[Dataset items]
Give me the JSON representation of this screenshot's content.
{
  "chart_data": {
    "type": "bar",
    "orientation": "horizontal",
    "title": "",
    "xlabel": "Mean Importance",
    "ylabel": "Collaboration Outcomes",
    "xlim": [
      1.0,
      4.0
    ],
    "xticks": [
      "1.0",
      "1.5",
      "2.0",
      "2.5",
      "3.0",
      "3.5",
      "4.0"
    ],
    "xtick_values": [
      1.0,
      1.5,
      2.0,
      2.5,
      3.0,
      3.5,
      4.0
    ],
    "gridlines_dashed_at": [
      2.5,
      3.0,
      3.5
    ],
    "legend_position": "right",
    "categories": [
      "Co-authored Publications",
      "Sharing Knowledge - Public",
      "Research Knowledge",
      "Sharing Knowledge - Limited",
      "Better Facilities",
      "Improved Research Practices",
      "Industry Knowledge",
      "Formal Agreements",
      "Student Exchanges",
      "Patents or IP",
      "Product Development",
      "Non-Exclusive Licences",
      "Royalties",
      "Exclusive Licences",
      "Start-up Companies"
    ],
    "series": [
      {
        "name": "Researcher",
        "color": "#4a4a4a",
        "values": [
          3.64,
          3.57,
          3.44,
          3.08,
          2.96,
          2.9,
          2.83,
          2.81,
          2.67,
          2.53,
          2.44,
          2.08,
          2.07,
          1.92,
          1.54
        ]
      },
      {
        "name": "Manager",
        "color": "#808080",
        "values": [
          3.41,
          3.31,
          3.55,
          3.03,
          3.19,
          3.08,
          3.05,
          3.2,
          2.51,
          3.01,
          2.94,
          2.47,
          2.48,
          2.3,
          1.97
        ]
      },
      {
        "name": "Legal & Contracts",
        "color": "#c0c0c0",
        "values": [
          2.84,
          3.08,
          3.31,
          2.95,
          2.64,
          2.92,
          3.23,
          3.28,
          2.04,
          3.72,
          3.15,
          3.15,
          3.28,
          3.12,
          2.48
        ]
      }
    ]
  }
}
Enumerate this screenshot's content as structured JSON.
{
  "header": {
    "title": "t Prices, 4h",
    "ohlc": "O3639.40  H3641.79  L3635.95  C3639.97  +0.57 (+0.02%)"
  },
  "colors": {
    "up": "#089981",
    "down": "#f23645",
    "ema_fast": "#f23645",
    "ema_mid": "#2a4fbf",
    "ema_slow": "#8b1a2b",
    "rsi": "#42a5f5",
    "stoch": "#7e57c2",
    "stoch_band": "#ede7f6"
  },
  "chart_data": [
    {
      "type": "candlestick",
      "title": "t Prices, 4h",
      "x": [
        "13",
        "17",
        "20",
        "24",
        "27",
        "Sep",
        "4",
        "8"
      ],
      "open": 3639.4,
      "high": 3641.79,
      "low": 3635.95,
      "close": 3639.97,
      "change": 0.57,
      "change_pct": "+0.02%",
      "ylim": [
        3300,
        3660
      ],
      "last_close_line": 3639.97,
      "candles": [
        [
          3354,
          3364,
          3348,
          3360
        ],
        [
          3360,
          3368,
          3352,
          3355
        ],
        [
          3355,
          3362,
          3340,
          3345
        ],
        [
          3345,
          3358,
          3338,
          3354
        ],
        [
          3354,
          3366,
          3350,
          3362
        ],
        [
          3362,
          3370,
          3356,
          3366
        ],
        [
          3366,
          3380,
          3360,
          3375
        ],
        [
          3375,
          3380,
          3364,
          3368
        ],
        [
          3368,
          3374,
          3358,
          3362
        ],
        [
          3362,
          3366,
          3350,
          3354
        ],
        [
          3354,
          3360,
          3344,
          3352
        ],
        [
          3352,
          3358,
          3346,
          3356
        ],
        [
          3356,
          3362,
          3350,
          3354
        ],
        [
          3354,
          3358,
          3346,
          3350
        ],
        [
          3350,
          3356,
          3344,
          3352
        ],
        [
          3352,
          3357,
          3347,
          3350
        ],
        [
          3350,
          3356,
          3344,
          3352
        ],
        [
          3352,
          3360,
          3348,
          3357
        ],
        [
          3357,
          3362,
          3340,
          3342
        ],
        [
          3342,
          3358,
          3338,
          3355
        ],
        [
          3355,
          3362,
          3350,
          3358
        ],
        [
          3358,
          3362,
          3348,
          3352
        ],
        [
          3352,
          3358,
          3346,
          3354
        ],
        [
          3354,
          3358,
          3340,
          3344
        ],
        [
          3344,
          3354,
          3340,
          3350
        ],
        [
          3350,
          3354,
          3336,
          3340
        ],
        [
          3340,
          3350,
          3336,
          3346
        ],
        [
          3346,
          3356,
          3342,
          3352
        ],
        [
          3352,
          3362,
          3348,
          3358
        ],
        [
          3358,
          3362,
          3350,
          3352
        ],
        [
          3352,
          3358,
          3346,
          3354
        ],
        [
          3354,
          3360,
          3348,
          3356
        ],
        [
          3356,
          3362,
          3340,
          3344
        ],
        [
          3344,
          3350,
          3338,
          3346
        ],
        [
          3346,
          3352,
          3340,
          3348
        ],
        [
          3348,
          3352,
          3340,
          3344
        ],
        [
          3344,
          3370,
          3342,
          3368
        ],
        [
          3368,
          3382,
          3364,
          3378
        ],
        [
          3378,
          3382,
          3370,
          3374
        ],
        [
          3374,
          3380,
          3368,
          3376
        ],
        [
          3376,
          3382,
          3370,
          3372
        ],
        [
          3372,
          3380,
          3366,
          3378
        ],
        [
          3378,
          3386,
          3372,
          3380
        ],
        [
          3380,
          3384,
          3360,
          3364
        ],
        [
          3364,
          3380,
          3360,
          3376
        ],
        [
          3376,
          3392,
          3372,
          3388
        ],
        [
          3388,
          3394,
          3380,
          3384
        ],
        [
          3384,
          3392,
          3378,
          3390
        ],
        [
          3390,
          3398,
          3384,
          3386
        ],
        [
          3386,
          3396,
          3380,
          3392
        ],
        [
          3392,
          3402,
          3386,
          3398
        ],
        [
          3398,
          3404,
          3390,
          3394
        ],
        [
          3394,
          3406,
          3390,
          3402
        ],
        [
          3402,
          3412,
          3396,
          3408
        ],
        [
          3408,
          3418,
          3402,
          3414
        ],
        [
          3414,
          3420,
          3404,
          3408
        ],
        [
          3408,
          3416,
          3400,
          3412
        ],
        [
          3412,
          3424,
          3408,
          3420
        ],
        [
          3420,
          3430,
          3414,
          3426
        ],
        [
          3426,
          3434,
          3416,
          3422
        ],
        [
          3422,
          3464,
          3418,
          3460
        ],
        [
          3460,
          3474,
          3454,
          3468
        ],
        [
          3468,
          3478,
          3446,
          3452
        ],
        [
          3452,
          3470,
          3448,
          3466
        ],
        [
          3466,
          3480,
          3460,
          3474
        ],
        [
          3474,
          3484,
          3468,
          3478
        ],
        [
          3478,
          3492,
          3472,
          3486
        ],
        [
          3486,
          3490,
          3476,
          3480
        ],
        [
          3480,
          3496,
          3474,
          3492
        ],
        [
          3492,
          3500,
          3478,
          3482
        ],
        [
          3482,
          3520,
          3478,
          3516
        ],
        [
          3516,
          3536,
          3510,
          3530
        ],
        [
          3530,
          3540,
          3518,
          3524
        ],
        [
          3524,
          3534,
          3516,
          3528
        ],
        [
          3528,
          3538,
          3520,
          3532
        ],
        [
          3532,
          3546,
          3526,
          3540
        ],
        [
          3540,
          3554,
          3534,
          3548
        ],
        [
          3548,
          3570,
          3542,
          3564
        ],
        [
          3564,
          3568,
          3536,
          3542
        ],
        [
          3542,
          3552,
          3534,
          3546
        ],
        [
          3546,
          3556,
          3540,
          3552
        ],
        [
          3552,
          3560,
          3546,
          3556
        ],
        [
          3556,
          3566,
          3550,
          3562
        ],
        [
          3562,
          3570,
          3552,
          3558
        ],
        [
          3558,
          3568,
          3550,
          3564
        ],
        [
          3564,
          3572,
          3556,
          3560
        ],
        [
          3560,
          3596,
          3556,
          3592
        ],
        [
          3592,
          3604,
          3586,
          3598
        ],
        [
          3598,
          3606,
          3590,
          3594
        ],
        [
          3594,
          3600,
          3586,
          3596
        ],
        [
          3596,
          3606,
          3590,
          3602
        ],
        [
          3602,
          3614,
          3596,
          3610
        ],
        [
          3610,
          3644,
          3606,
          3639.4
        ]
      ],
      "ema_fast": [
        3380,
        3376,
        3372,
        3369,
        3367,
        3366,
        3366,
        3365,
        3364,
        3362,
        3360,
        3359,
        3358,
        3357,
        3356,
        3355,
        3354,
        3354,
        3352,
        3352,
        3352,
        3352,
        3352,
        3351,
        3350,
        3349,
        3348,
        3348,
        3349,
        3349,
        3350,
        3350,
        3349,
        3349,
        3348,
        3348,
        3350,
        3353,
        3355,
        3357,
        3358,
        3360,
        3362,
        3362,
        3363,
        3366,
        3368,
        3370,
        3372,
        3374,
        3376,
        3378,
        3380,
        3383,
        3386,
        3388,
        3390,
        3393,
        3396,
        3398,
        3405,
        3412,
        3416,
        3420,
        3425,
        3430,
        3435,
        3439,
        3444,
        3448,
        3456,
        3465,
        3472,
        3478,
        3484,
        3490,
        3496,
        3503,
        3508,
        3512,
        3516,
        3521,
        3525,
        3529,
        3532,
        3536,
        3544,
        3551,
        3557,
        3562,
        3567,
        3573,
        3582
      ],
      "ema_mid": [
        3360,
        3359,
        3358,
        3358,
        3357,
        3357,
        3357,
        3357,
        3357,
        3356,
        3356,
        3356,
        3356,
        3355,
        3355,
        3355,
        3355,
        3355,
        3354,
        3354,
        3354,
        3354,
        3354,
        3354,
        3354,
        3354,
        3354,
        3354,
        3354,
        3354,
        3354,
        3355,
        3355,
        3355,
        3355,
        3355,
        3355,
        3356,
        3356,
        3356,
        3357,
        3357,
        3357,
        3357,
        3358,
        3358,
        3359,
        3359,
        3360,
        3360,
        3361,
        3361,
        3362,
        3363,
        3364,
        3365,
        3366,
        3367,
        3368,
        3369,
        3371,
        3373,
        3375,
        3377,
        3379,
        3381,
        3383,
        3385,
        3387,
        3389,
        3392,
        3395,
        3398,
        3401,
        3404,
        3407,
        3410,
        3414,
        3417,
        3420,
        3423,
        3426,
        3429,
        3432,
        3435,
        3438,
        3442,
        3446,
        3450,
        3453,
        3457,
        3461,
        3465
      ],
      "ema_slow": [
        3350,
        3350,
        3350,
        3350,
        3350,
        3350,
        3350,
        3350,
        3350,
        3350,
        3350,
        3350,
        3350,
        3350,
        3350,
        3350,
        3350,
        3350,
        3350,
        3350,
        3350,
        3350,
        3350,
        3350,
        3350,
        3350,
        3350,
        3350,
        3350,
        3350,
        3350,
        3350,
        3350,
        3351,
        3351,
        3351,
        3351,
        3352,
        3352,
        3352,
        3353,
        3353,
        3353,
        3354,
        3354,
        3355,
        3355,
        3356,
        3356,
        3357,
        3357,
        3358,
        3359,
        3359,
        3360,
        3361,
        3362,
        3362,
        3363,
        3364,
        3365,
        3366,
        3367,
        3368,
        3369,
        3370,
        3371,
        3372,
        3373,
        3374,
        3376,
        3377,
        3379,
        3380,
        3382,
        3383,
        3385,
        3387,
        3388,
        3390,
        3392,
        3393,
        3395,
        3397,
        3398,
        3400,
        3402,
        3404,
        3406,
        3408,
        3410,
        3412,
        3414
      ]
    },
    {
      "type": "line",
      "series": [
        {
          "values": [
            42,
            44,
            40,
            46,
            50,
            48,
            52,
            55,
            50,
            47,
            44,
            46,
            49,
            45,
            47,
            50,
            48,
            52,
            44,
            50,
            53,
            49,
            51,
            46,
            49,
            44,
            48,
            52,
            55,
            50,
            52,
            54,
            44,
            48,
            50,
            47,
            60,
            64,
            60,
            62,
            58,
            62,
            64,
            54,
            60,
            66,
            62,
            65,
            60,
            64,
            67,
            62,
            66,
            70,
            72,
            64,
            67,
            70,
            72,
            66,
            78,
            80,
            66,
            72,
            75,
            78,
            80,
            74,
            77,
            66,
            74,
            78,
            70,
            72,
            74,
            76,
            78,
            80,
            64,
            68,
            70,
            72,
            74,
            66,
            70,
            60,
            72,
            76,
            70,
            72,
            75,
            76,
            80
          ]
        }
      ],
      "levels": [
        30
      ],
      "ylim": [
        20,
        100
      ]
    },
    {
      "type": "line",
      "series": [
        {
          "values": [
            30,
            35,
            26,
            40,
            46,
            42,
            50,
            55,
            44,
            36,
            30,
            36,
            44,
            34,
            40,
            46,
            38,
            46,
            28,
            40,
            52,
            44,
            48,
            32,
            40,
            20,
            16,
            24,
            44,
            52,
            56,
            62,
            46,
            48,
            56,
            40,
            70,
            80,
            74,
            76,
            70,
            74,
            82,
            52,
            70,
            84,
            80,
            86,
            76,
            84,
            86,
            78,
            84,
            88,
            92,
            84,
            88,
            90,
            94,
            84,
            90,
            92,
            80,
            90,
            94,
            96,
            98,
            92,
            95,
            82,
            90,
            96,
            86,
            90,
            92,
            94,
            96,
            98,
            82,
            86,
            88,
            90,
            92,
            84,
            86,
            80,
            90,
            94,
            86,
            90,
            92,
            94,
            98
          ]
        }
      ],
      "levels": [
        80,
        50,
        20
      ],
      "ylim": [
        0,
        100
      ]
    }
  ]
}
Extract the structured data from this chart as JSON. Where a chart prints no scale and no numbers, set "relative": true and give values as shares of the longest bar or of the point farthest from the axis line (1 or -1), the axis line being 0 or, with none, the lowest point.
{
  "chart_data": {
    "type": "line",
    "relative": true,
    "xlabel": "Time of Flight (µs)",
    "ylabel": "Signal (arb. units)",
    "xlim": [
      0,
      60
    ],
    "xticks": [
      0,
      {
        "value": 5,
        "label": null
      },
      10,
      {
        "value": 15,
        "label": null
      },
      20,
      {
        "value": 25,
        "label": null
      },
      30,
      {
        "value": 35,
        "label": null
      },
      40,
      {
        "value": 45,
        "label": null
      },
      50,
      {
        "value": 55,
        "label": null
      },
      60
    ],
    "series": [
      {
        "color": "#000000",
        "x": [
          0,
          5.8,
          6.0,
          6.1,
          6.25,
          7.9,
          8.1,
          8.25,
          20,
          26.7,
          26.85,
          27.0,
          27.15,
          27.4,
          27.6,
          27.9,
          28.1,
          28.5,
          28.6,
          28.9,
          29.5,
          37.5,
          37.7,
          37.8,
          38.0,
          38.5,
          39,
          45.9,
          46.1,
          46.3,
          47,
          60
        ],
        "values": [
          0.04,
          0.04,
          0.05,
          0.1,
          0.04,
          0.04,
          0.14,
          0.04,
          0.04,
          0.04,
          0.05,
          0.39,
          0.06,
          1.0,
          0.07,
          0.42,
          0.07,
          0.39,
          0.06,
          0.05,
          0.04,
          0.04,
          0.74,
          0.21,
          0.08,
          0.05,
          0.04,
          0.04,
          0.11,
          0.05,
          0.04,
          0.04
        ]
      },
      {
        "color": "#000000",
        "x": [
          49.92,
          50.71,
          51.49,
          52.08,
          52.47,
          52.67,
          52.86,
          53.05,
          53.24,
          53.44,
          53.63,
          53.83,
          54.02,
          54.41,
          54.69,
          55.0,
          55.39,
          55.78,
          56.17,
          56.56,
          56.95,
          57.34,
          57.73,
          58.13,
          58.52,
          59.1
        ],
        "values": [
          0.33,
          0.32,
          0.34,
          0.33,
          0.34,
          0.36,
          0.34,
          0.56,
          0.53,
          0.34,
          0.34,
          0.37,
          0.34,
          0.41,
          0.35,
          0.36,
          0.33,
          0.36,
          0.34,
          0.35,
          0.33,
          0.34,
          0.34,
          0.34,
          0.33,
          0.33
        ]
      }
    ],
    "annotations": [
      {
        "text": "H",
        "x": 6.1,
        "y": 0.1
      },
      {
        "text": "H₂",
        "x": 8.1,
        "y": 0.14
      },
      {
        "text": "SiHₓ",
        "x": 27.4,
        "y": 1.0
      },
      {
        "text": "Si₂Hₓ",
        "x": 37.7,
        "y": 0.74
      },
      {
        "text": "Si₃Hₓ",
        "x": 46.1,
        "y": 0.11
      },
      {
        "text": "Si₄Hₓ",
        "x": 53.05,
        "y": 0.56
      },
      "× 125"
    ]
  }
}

• **Given task**: Read through the entries and copy each line in which "this" appears.

• **Task result**:
Give me the JSON representation of this screenshot's content.
Enumerate this screenshot's content as structured JSON.
Extract the structured data from this chart as JSON. Where a chart prints no scale and no numbers, set "relative": true and give values as shares of the longest bar or of the point farthest from the axis line (1 or -1), the axis line being 0 or, with none, the lowest point.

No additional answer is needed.